[Figure content listings]

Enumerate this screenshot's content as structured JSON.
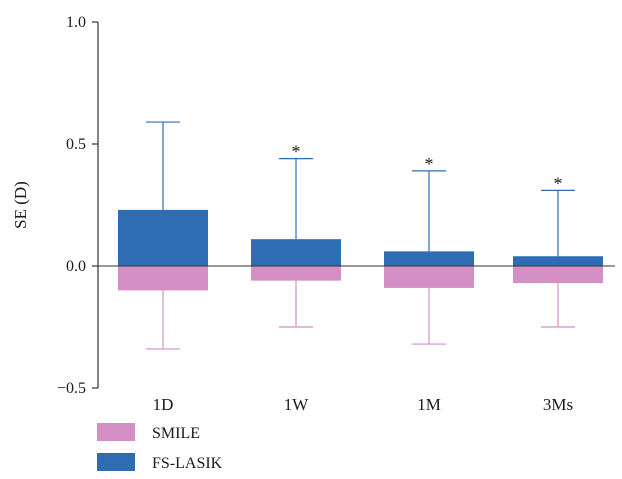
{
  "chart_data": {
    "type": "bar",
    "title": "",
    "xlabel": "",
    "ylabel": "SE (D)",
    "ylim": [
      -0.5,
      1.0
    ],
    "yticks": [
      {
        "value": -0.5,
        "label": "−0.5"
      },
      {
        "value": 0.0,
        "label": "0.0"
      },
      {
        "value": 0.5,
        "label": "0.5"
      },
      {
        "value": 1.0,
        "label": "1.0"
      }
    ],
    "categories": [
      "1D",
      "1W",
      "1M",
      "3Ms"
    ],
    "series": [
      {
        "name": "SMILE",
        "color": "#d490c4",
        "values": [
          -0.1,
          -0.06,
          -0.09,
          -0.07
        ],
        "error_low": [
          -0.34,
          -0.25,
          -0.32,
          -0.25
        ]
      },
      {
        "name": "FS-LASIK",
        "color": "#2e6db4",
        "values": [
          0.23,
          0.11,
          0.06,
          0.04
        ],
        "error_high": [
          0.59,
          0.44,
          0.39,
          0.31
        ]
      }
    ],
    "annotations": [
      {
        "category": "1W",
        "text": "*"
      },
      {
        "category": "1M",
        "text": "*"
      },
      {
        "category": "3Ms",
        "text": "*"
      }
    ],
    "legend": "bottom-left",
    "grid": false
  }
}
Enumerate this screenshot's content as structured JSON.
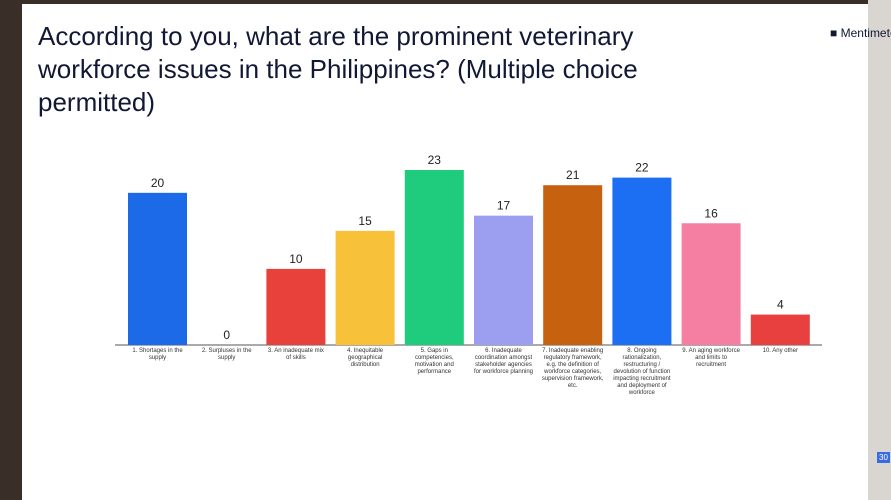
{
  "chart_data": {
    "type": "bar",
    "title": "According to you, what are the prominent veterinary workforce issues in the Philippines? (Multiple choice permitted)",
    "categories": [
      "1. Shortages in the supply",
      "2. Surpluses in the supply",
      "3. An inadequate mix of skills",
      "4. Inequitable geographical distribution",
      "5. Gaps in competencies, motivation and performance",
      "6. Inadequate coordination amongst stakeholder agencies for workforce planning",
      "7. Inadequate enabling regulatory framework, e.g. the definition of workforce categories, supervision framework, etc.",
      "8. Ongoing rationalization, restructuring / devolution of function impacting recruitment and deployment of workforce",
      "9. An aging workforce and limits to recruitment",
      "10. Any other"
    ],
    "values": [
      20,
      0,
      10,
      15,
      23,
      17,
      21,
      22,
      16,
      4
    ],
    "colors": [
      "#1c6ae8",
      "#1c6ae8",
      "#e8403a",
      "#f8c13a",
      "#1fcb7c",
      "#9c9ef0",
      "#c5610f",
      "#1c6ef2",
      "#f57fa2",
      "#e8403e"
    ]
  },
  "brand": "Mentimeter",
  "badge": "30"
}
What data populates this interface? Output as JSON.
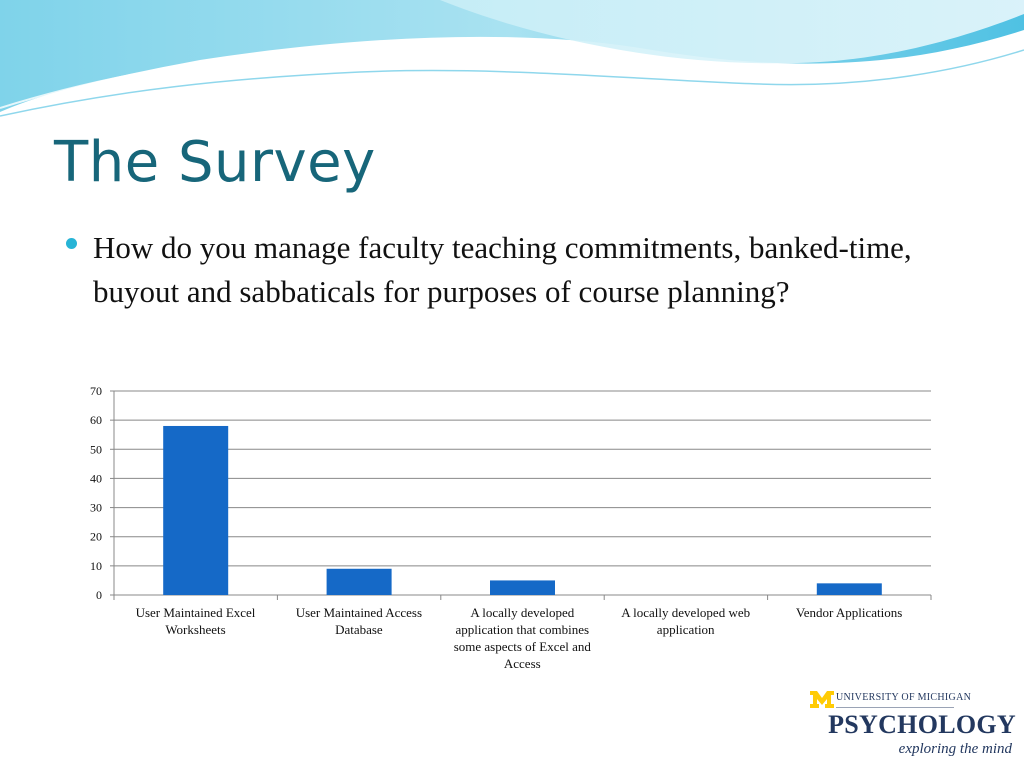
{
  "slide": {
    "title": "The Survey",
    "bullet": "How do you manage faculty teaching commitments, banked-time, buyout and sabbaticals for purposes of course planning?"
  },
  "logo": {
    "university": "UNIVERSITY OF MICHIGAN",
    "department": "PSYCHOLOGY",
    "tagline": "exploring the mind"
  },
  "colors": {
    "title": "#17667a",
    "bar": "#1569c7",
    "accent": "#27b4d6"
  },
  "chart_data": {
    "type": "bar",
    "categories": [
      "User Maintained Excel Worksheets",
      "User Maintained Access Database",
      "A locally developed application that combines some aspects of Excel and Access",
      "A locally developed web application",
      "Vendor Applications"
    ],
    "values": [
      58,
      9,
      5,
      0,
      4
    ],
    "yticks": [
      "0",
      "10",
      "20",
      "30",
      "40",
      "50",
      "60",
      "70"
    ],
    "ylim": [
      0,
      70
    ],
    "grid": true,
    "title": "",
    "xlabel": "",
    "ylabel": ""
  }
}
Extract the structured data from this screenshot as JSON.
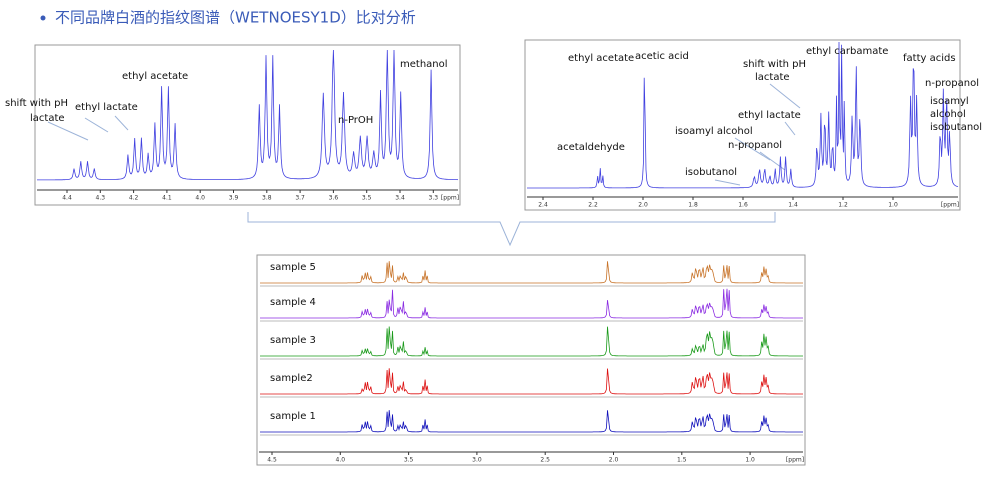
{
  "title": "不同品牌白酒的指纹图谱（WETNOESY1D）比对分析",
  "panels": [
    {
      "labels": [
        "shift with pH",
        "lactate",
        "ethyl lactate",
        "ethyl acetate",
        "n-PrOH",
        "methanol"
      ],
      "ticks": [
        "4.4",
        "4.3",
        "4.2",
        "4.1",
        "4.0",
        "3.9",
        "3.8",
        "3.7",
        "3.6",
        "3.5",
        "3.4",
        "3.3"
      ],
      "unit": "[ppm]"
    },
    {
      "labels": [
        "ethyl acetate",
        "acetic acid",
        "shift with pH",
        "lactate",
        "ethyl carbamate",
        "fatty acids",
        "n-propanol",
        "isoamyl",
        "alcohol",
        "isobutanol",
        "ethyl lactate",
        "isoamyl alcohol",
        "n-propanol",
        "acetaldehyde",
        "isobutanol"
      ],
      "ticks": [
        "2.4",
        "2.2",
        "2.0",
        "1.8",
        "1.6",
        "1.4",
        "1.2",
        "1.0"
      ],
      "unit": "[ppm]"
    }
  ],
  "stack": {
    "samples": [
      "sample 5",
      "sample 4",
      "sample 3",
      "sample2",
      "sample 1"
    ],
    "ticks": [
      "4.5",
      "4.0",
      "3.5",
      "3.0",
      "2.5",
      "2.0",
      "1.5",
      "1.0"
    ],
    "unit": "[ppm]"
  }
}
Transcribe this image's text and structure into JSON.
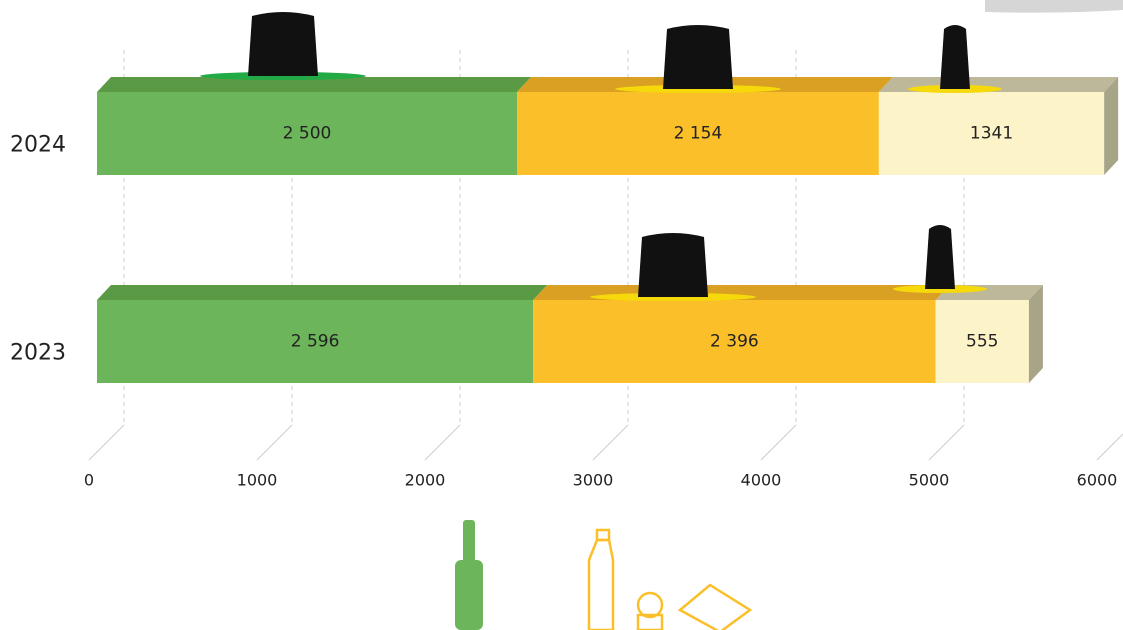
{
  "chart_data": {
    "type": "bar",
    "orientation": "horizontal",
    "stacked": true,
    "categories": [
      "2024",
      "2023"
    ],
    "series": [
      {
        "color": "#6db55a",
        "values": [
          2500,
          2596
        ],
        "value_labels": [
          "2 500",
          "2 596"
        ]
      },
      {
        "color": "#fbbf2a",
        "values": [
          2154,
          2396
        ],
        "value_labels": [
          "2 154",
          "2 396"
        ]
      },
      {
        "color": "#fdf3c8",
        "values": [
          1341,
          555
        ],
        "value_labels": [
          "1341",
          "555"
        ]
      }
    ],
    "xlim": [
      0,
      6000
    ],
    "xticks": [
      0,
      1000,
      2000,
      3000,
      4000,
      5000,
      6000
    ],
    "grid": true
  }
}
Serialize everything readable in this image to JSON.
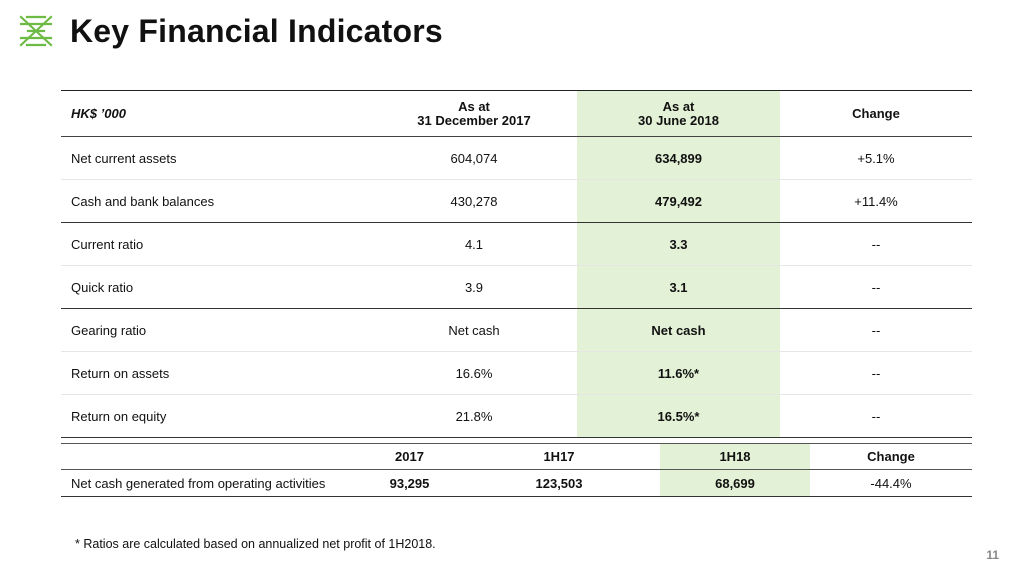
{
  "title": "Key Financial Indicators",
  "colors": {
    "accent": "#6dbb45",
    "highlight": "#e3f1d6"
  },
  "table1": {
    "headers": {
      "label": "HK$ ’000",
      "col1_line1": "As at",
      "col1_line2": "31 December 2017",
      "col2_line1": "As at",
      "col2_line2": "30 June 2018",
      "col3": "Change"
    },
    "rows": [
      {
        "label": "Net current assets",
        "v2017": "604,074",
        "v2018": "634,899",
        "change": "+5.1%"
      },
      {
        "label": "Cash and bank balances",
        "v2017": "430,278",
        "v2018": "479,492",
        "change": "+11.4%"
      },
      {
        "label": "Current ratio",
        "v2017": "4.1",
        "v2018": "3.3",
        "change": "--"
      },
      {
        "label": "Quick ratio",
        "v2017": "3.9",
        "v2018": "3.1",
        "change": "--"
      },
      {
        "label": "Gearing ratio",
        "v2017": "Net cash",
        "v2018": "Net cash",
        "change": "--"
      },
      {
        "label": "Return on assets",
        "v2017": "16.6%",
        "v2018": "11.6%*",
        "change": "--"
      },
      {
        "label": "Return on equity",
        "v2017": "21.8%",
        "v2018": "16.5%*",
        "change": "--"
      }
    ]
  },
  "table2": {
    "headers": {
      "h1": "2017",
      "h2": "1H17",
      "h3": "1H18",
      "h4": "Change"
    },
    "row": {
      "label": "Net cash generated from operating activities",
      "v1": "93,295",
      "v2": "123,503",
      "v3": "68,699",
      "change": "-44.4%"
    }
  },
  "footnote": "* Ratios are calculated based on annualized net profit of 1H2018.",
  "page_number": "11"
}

Task to complete: Repeat the listing in full and exactly. Leave any pictures out.

Result below:
Enumerate this screenshot's content as structured JSON.
{
  "chart_data": {
    "type": "bar",
    "title": "",
    "xlabel": "",
    "ylabel": "SE (D)",
    "ylim": [
      -0.5,
      1.0
    ],
    "yticks": [
      {
        "value": -0.5,
        "label": "−0.5"
      },
      {
        "value": 0.0,
        "label": "0.0"
      },
      {
        "value": 0.5,
        "label": "0.5"
      },
      {
        "value": 1.0,
        "label": "1.0"
      }
    ],
    "categories": [
      "1D",
      "1W",
      "1M",
      "3Ms"
    ],
    "series": [
      {
        "name": "SMILE",
        "color": "#d490c4",
        "values": [
          -0.1,
          -0.06,
          -0.09,
          -0.07
        ],
        "error_low": [
          -0.34,
          -0.25,
          -0.32,
          -0.25
        ]
      },
      {
        "name": "FS-LASIK",
        "color": "#2e6db4",
        "values": [
          0.23,
          0.11,
          0.06,
          0.04
        ],
        "error_high": [
          0.59,
          0.44,
          0.39,
          0.31
        ]
      }
    ],
    "annotations": [
      {
        "category": "1W",
        "text": "*"
      },
      {
        "category": "1M",
        "text": "*"
      },
      {
        "category": "3Ms",
        "text": "*"
      }
    ],
    "legend": "bottom-left",
    "grid": false
  }
}
Enumerate this screenshot's content as structured JSON.
{
  "chart_data": {
    "type": "bar",
    "title": "According to you, what are the prominent veterinary workforce issues in the Philippines? (Multiple choice permitted)",
    "categories": [
      "1. Shortages in the supply",
      "2. Surpluses in the supply",
      "3. An inadequate mix of skills",
      "4. Inequitable geographical distribution",
      "5. Gaps in competencies, motivation and performance",
      "6. Inadequate coordination amongst stakeholder agencies for workforce planning",
      "7. Inadequate enabling regulatory framework, e.g. the definition of workforce categories, supervision framework, etc.",
      "8. Ongoing rationalization, restructuring / devolution of function impacting recruitment and deployment of workforce",
      "9. An aging workforce and limits to recruitment",
      "10. Any other"
    ],
    "values": [
      20,
      0,
      10,
      15,
      23,
      17,
      21,
      22,
      16,
      4
    ],
    "colors": [
      "#1c6ae8",
      "#1c6ae8",
      "#e8403a",
      "#f8c13a",
      "#1fcb7c",
      "#9c9ef0",
      "#c5610f",
      "#1c6ef2",
      "#f57fa2",
      "#e8403e"
    ]
  },
  "brand": "Mentimeter",
  "badge": "30"
}
What data populates this interface? Output as JSON.
{
  "slide": {
    "title": "The Survey",
    "bullet": "How do you manage faculty teaching commitments, banked-time, buyout and sabbaticals for purposes of course planning?"
  },
  "logo": {
    "university": "UNIVERSITY OF MICHIGAN",
    "department": "PSYCHOLOGY",
    "tagline": "exploring the mind"
  },
  "colors": {
    "title": "#17667a",
    "bar": "#1569c7",
    "accent": "#27b4d6"
  },
  "chart_data": {
    "type": "bar",
    "categories": [
      "User Maintained Excel Worksheets",
      "User Maintained Access Database",
      "A locally developed application that combines some aspects of Excel and Access",
      "A locally developed web application",
      "Vendor Applications"
    ],
    "values": [
      58,
      9,
      5,
      0,
      4
    ],
    "yticks": [
      "0",
      "10",
      "20",
      "30",
      "40",
      "50",
      "60",
      "70"
    ],
    "ylim": [
      0,
      70
    ],
    "grid": true,
    "title": "",
    "xlabel": "",
    "ylabel": ""
  }
}
Extract the structured data from this screenshot as JSON.
{
  "title": "不同品牌白酒的指纹图谱（WETNOESY1D）比对分析",
  "panels": [
    {
      "labels": [
        "shift with pH",
        "lactate",
        "ethyl lactate",
        "ethyl acetate",
        "n-PrOH",
        "methanol"
      ],
      "ticks": [
        "4.4",
        "4.3",
        "4.2",
        "4.1",
        "4.0",
        "3.9",
        "3.8",
        "3.7",
        "3.6",
        "3.5",
        "3.4",
        "3.3"
      ],
      "unit": "[ppm]"
    },
    {
      "labels": [
        "ethyl acetate",
        "acetic acid",
        "shift with pH",
        "lactate",
        "ethyl carbamate",
        "fatty acids",
        "n-propanol",
        "isoamyl",
        "alcohol",
        "isobutanol",
        "ethyl lactate",
        "isoamyl alcohol",
        "n-propanol",
        "acetaldehyde",
        "isobutanol"
      ],
      "ticks": [
        "2.4",
        "2.2",
        "2.0",
        "1.8",
        "1.6",
        "1.4",
        "1.2",
        "1.0"
      ],
      "unit": "[ppm]"
    }
  ],
  "stack": {
    "samples": [
      "sample 5",
      "sample 4",
      "sample 3",
      "sample2",
      "sample 1"
    ],
    "ticks": [
      "4.5",
      "4.0",
      "3.5",
      "3.0",
      "2.5",
      "2.0",
      "1.5",
      "1.0"
    ],
    "unit": "[ppm]"
  }
}
Transcribe this image's text and structure into JSON.
{
  "chart_data": {
    "type": "bar",
    "orientation": "horizontal",
    "stacked": true,
    "categories": [
      "2024",
      "2023"
    ],
    "series": [
      {
        "color": "#6db55a",
        "values": [
          2500,
          2596
        ],
        "value_labels": [
          "2 500",
          "2 596"
        ]
      },
      {
        "color": "#fbbf2a",
        "values": [
          2154,
          2396
        ],
        "value_labels": [
          "2 154",
          "2 396"
        ]
      },
      {
        "color": "#fdf3c8",
        "values": [
          1341,
          555
        ],
        "value_labels": [
          "1341",
          "555"
        ]
      }
    ],
    "xlim": [
      0,
      6000
    ],
    "xticks": [
      0,
      1000,
      2000,
      3000,
      4000,
      5000,
      6000
    ],
    "grid": true
  }
}
Serialize everything readable in this image to JSON.
{
  "title": "Key Financial Indicators",
  "colors": {
    "accent": "#6dbb45",
    "highlight": "#e3f1d6"
  },
  "table1": {
    "headers": {
      "label": "HK$ ’000",
      "col1_line1": "As at",
      "col1_line2": "31 December 2017",
      "col2_line1": "As at",
      "col2_line2": "30 June 2018",
      "col3": "Change"
    },
    "rows": [
      {
        "label": "Net current assets",
        "v2017": "604,074",
        "v2018": "634,899",
        "change": "+5.1%"
      },
      {
        "label": "Cash and bank balances",
        "v2017": "430,278",
        "v2018": "479,492",
        "change": "+11.4%"
      },
      {
        "label": "Current ratio",
        "v2017": "4.1",
        "v2018": "3.3",
        "change": "--"
      },
      {
        "label": "Quick ratio",
        "v2017": "3.9",
        "v2018": "3.1",
        "change": "--"
      },
      {
        "label": "Gearing ratio",
        "v2017": "Net cash",
        "v2018": "Net cash",
        "change": "--"
      },
      {
        "label": "Return on assets",
        "v2017": "16.6%",
        "v2018": "11.6%*",
        "change": "--"
      },
      {
        "label": "Return on equity",
        "v2017": "21.8%",
        "v2018": "16.5%*",
        "change": "--"
      }
    ]
  },
  "table2": {
    "headers": {
      "h1": "2017",
      "h2": "1H17",
      "h3": "1H18",
      "h4": "Change"
    },
    "row": {
      "label": "Net cash generated from operating activities",
      "v1": "93,295",
      "v2": "123,503",
      "v3": "68,699",
      "change": "-44.4%"
    }
  },
  "footnote": "* Ratios are calculated based on annualized net profit of 1H2018.",
  "page_number": "11"
}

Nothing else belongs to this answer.